## [Exercise]
Drop every picture and give the entries back exactly.

Part of a data file

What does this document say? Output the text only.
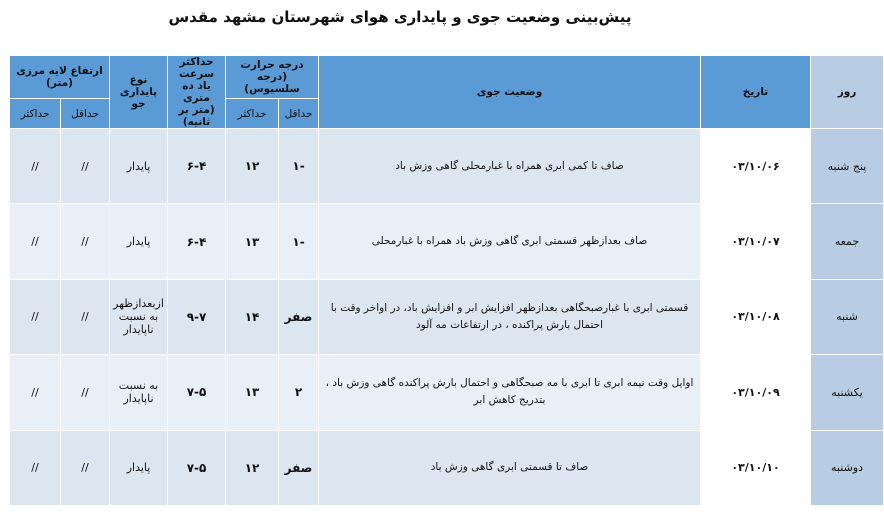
پیش‌بینی وضعیت جوی و پایداری هوای شهرستان مشهد مقدس
روز	تاریخ	وضعیت جوی	درجه حرارت (درجه سلسیوس)		حداکثر سرعت باد ده متری (متر بر ثانیه)	نوع پایداری جو	ارتفاع لایه مرزی (متر)	
			حداقل	حداکثر			حداقل	حداکثر
پنج شنبه	۰۳/۱۰/۰۶	صاف تا کمی ابری همراه با غبارمحلی گاهی وزش باد	-۱	۱۲	۶-۴	پایدار	//	//
جمعه	۰۳/۱۰/۰۷	صاف بعدازظهر قسمتی ابری گاهی وزش باد همراه با غبارمحلی	-۱	۱۳	۶-۴	پایدار	//	//
شنبه	۰۳/۱۰/۰۸	قسمتی ابری با غبارصبحگاهی بعدازظهر افزایش ابر و افزایش باد، در اواخر وقت با احتمال بارش پراکنده ، در ارتفاعات مه آلود	صفر	۱۴	۹-۷	ازبعدازظهر به نسبت ناپایدار	//	//
یکشنبه	۰۳/۱۰/۰۹	اوایل وقت نیمه ابری تا ابری با مه صبحگاهی و احتمال بارش پراکنده گاهی وزش باد ، بتدریج کاهش ابر	۲	۱۳	۷-۵	به نسبت ناپایدار	//	//
دوشنبه	۰۳/۱۰/۱۰	صاف تا قسمتی ابری گاهی وزش باد	صفر	۱۲	۷-۵	پایدار	//	//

## [Correct answer]
What does this document say? Output the text only.
پیش‌بینی وضعیت جوی و پایداری هوای شهرستان مشهد مقدس
روز	تاریخ	وضعیت جوی	درجه حرارت (درجه سلسیوس)		حداکثر سرعت باد ده متری (متر بر ثانیه)	نوع پایداری جو	ارتفاع لایه مرزی (متر)	
			حداقل	حداکثر			حداقل	حداکثر
پنج شنبه	۰۳/۱۰/۰۶	صاف تا کمی ابری همراه با غبارمحلی گاهی وزش باد	-۱	۱۲	۶-۴	پایدار	//	//
جمعه	۰۳/۱۰/۰۷	صاف بعدازظهر قسمتی ابری گاهی وزش باد همراه با غبارمحلی	-۱	۱۳	۶-۴	پایدار	//	//
شنبه	۰۳/۱۰/۰۸	قسمتی ابری با غبارصبحگاهی بعدازظهر افزایش ابر و افزایش باد، در اواخر وقت با احتمال بارش پراکنده ، در ارتفاعات مه آلود	صفر	۱۴	۹-۷	ازبعدازظهر به نسبت ناپایدار	//	//
یکشنبه	۰۳/۱۰/۰۹	اوایل وقت نیمه ابری تا ابری با مه صبحگاهی و احتمال بارش پراکنده گاهی وزش باد ، بتدریج کاهش ابر	۲	۱۳	۷-۵	به نسبت ناپایدار	//	//
دوشنبه	۰۳/۱۰/۱۰	صاف تا قسمتی ابری گاهی وزش باد	صفر	۱۲	۷-۵	پایدار	//	//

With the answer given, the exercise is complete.